--- Task material ---
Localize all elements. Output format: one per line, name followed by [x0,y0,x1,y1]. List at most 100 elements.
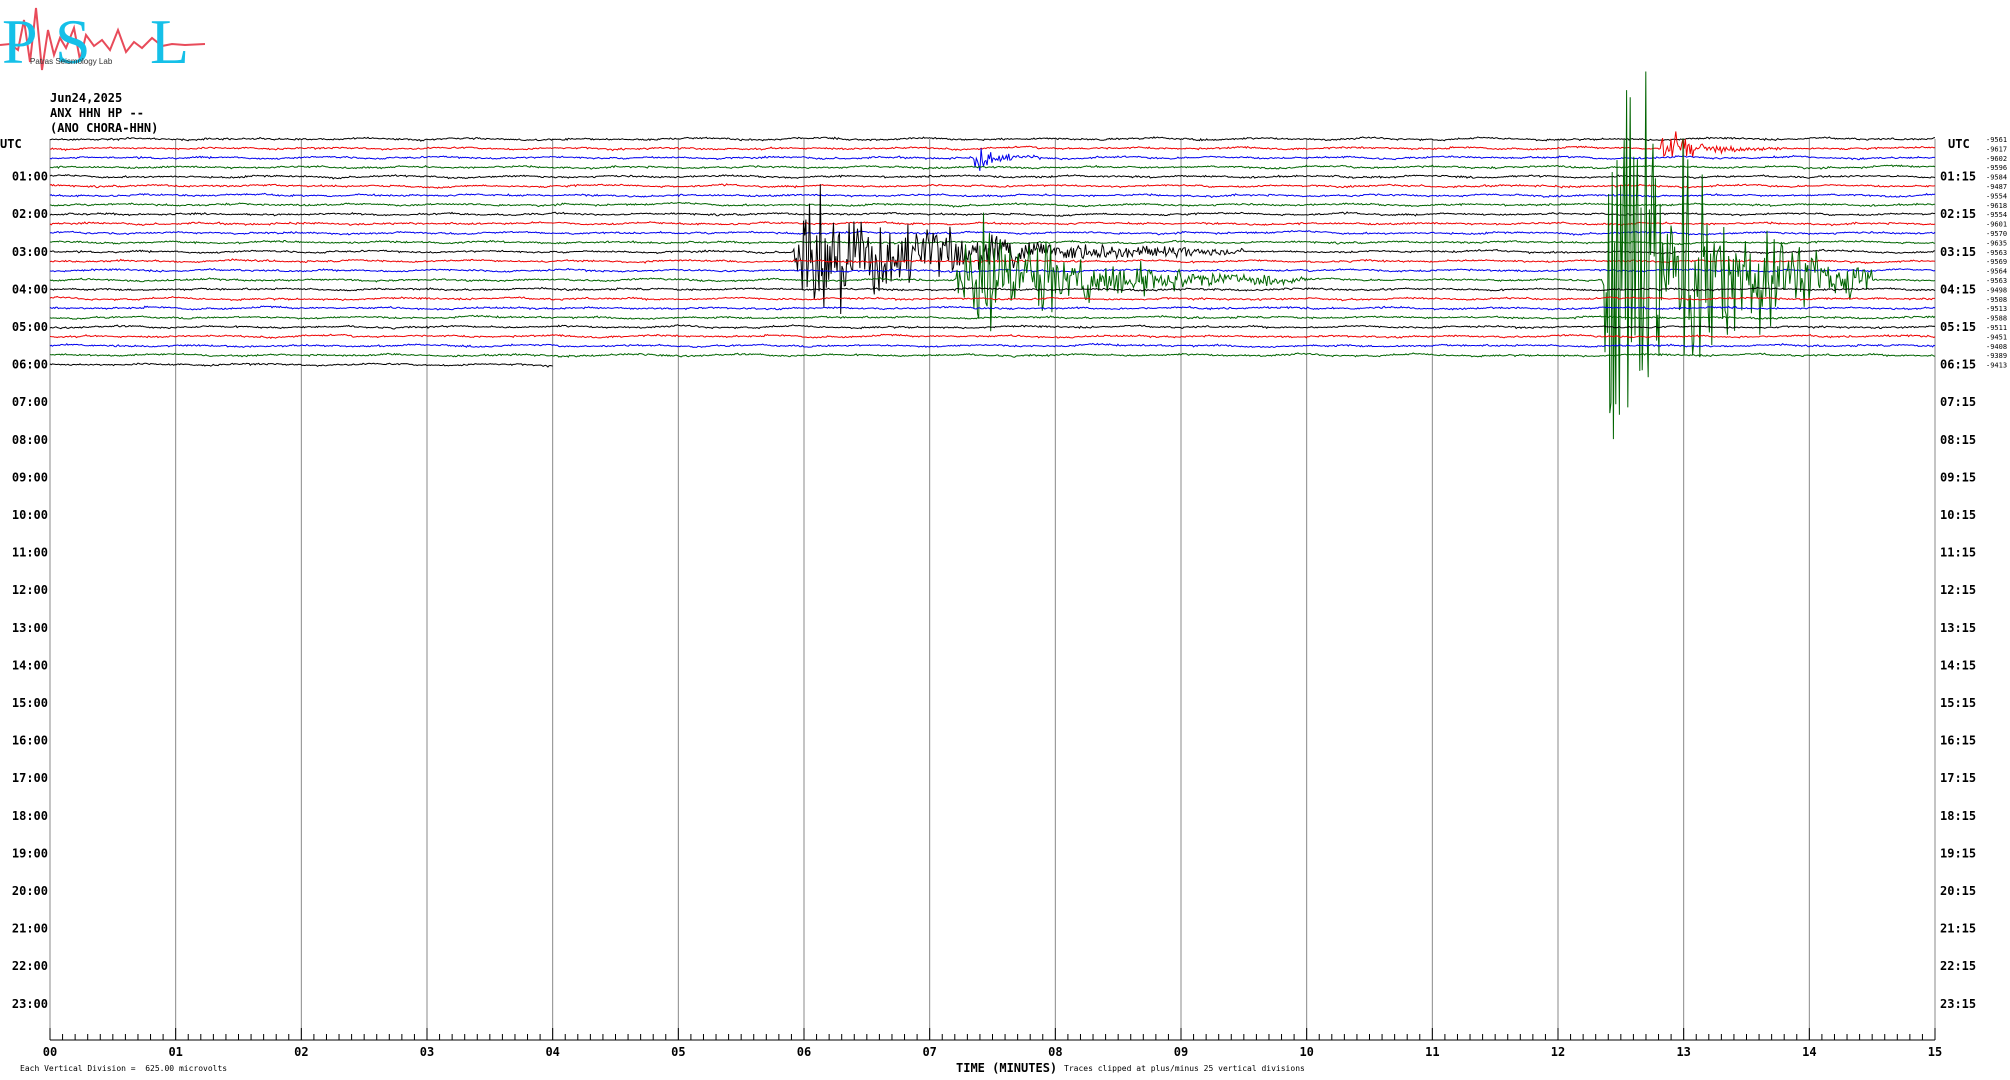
left-hour-label: 09:00 [12,470,48,484]
seismic-trace [49,230,1936,236]
right-hour-label: 16:15 [1940,734,1976,748]
seismic-trace [49,342,1936,349]
utc-label-left: UTC [0,137,22,151]
left-hour-label: 21:00 [12,922,48,936]
seismic-trace [49,305,1936,311]
right-hour-label: 22:15 [1940,959,1976,973]
trace-mean-label: -9498 [1986,286,2007,294]
clip-note: Traces clipped at plus/minus 25 vertical… [1064,1064,1305,1073]
seismic-trace [49,220,1936,227]
right-hour-label: 20:15 [1940,884,1976,898]
x-tick-label: 04 [545,1045,559,1059]
right-hour-label: 10:15 [1940,508,1976,522]
left-hour-label: 04:00 [12,282,48,296]
x-tick-label: 14 [1802,1045,1816,1059]
right-hour-label: 09:15 [1940,470,1976,484]
trace-mean-label: -9563 [1986,249,2007,257]
left-hour-label: 01:00 [12,170,48,184]
x-tick-label: 07 [922,1045,936,1059]
x-tick-label: 12 [1551,1045,1565,1059]
x-tick-label: 09 [1174,1045,1188,1059]
trace-mean-label: -9513 [1986,305,2007,313]
logo-letter-l: L [150,6,189,77]
logo-caption: Patras Seismology Lab [30,57,113,66]
seismic-trace [49,201,1936,208]
x-axis-title: TIME (MINUTES) [956,1061,1058,1075]
left-hour-label: 03:00 [12,245,48,259]
trace-mean-label: -9511 [1986,324,2007,332]
x-tick-label: 03 [420,1045,434,1059]
left-hour-label: 19:00 [12,846,48,860]
trace-mean-label: -9635 [1986,239,2007,247]
trace-mean-label: -9408 [1986,343,2007,351]
trace-mean-label: -9618 [1986,202,2007,210]
x-tick-label: 10 [1299,1045,1313,1059]
right-hour-label: 17:15 [1940,771,1976,785]
seismic-trace [49,333,1936,340]
trace-mean-label: -9561 [1986,136,2007,144]
trace-mean-label: -9596 [1986,164,2007,172]
trace-mean-label: -9451 [1986,333,2007,341]
right-hour-label: 14:15 [1940,658,1976,672]
trace-mean-label: -9554 [1986,192,2007,200]
left-hour-label: 16:00 [12,734,48,748]
seismic-trace [49,136,1936,142]
left-hour-label: 23:00 [12,997,48,1011]
right-hour-label: 04:15 [1940,282,1976,296]
left-hour-label: 14:00 [12,658,48,672]
trace-mean-label: -9554 [1986,211,2007,219]
trace-mean-label: -9602 [1986,155,2007,163]
x-tick-label: 05 [671,1045,685,1059]
trace-mean-label: -9564 [1986,268,2007,276]
right-hour-label: 15:15 [1940,696,1976,710]
left-hour-label: 06:00 [12,358,48,372]
left-hour-label: 07:00 [12,395,48,409]
left-hour-label: 11:00 [12,546,48,560]
trace-mean-label: -9570 [1986,230,2007,238]
x-tick-label: 11 [1425,1045,1439,1059]
axes [49,1028,1936,1041]
seismic-trace [49,192,1936,199]
right-hour-label: 08:15 [1940,433,1976,447]
left-hour-label: 02:00 [12,207,48,221]
seismic-trace [49,314,1936,320]
right-hour-label: 23:15 [1940,997,1976,1011]
station-line: ANX HHN HP -- [50,106,144,120]
logo-letter-s: S [55,6,91,77]
right-hour-label: 18:15 [1940,809,1976,823]
seismic-trace [49,258,1936,265]
trace-mean-label: -9413 [1986,362,2007,370]
left-hour-label: 20:00 [12,884,48,898]
right-hour-label: 13:15 [1940,621,1976,635]
utc-label-right: UTC [1948,137,1970,151]
seismic-traces [49,71,1936,440]
trace-mean-label: -9569 [1986,258,2007,266]
left-hour-label: 13:00 [12,621,48,635]
seismic-trace [49,71,1936,440]
left-hour-label: 10:00 [12,508,48,522]
trace-mean-label: -9584 [1986,174,2007,182]
x-tick-label: 02 [294,1045,308,1059]
left-hour-label: 18:00 [12,809,48,823]
right-hour-label: 19:15 [1940,846,1976,860]
left-hour-label: 12:00 [12,583,48,597]
chart-date: Jun24,2025 [50,91,123,105]
seismic-trace [49,324,1936,330]
right-hour-label: 07:15 [1940,395,1976,409]
minute-gridlines [49,139,1936,1040]
helicorder-chart: 00 01 02 03 04 05 06 07 08 09 10 11 12 13 14 15 01:00 02:… [12,71,2007,1059]
x-tick-label: 01 [168,1045,182,1059]
right-hour-label: 03:15 [1940,245,1976,259]
station-name: (ANO CHORA-HHN) [50,121,159,135]
x-tick-label: 15 [1928,1045,1942,1059]
trace-mean-label: -9617 [1986,145,2007,153]
right-hour-label: 02:15 [1940,207,1976,221]
right-hour-label: 06:15 [1940,358,1976,372]
right-hour-label: 05:15 [1940,320,1976,334]
right-hour-label: 12:15 [1940,583,1976,597]
left-hour-label: 17:00 [12,771,48,785]
seismic-trace [49,352,1936,358]
right-hour-label: 21:15 [1940,922,1976,936]
seismic-trace [49,267,1936,274]
x-tick-label: 00 [43,1045,57,1059]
---
(What is asked)
Reproduce the listing above word for word, keeping every line in its original order and leaving out the picture.

(Output for this task)
Localize all elements. Output format: one per line, name followed by [x0,y0,x1,y1]. List at most 100 elements.
left-hour-label: 09:00 [12,470,48,484]
seismic-trace [49,230,1936,236]
right-hour-label: 16:15 [1940,734,1976,748]
seismic-trace [49,342,1936,349]
utc-label-left: UTC [0,137,22,151]
left-hour-label: 21:00 [12,922,48,936]
seismic-trace [49,305,1936,311]
right-hour-label: 22:15 [1940,959,1976,973]
trace-mean-label: -9498 [1986,286,2007,294]
clip-note: Traces clipped at plus/minus 25 vertical… [1064,1064,1305,1073]
seismic-trace [49,220,1936,227]
right-hour-label: 20:15 [1940,884,1976,898]
x-tick-label: 04 [545,1045,559,1059]
right-hour-label: 10:15 [1940,508,1976,522]
left-hour-label: 04:00 [12,282,48,296]
x-tick-label: 14 [1802,1045,1816,1059]
right-hour-label: 09:15 [1940,470,1976,484]
trace-mean-label: -9563 [1986,249,2007,257]
left-hour-label: 01:00 [12,170,48,184]
x-tick-label: 07 [922,1045,936,1059]
x-tick-label: 12 [1551,1045,1565,1059]
x-tick-label: 09 [1174,1045,1188,1059]
trace-mean-label: -9513 [1986,305,2007,313]
logo-letter-l: L [150,6,189,77]
logo-caption: Patras Seismology Lab [30,57,113,66]
seismic-trace [49,201,1936,208]
x-axis-title: TIME (MINUTES) [956,1061,1058,1075]
left-hour-label: 03:00 [12,245,48,259]
trace-mean-label: -9511 [1986,324,2007,332]
x-tick-label: 03 [420,1045,434,1059]
left-hour-label: 19:00 [12,846,48,860]
trace-mean-label: -9635 [1986,239,2007,247]
trace-mean-label: -9408 [1986,343,2007,351]
trace-mean-label: -9618 [1986,202,2007,210]
x-tick-label: 10 [1299,1045,1313,1059]
right-hour-label: 17:15 [1940,771,1976,785]
seismic-trace [49,333,1936,340]
trace-mean-label: -9561 [1986,136,2007,144]
trace-mean-label: -9596 [1986,164,2007,172]
trace-mean-label: -9451 [1986,333,2007,341]
right-hour-label: 14:15 [1940,658,1976,672]
trace-mean-label: -9554 [1986,192,2007,200]
left-hour-label: 16:00 [12,734,48,748]
seismic-trace [49,136,1936,142]
left-hour-label: 23:00 [12,997,48,1011]
right-hour-label: 04:15 [1940,282,1976,296]
left-hour-label: 14:00 [12,658,48,672]
trace-mean-label: -9554 [1986,211,2007,219]
trace-mean-label: -9602 [1986,155,2007,163]
x-tick-label: 05 [671,1045,685,1059]
trace-mean-label: -9564 [1986,268,2007,276]
right-hour-label: 15:15 [1940,696,1976,710]
left-hour-label: 06:00 [12,358,48,372]
left-hour-label: 07:00 [12,395,48,409]
left-hour-label: 11:00 [12,546,48,560]
trace-mean-label: -9570 [1986,230,2007,238]
x-tick-label: 11 [1425,1045,1439,1059]
axes [49,1028,1936,1041]
seismic-trace [49,192,1936,199]
right-hour-label: 08:15 [1940,433,1976,447]
left-hour-label: 02:00 [12,207,48,221]
seismic-trace [49,314,1936,320]
right-hour-label: 23:15 [1940,997,1976,1011]
station-line: ANX HHN HP -- [50,106,144,120]
logo-letter-s: S [55,6,91,77]
right-hour-label: 18:15 [1940,809,1976,823]
seismic-trace [49,258,1936,265]
trace-mean-label: -9413 [1986,362,2007,370]
left-hour-label: 20:00 [12,884,48,898]
right-hour-label: 13:15 [1940,621,1976,635]
utc-label-right: UTC [1948,137,1970,151]
seismic-traces [49,71,1936,440]
trace-mean-label: -9569 [1986,258,2007,266]
left-hour-label: 13:00 [12,621,48,635]
seismic-trace [49,71,1936,440]
left-hour-label: 10:00 [12,508,48,522]
trace-mean-label: -9584 [1986,174,2007,182]
x-tick-label: 02 [294,1045,308,1059]
left-hour-label: 18:00 [12,809,48,823]
right-hour-label: 19:15 [1940,846,1976,860]
left-hour-label: 12:00 [12,583,48,597]
chart-date: Jun24,2025 [50,91,123,105]
seismic-trace [49,324,1936,330]
right-hour-label: 07:15 [1940,395,1976,409]
minute-gridlines [49,139,1936,1040]
helicorder-chart: 00 01 02 03 04 05 06 07 08 09 10 11 12 13 14 15 01:00 02:… [12,71,2007,1059]
x-tick-label: 01 [168,1045,182,1059]
right-hour-label: 03:15 [1940,245,1976,259]
station-name: (ANO CHORA-HHN) [50,121,159,135]
x-tick-label: 15 [1928,1045,1942,1059]
trace-mean-label: -9617 [1986,145,2007,153]
right-hour-label: 02:15 [1940,207,1976,221]
right-hour-label: 06:15 [1940,358,1976,372]
right-hour-label: 05:15 [1940,320,1976,334]
right-hour-label: 12:15 [1940,583,1976,597]
left-hour-label: 17:00 [12,771,48,785]
seismic-trace [49,352,1936,358]
right-hour-label: 21:15 [1940,922,1976,936]
seismic-trace [49,267,1936,274]
x-tick-label: 00 [43,1045,57,1059]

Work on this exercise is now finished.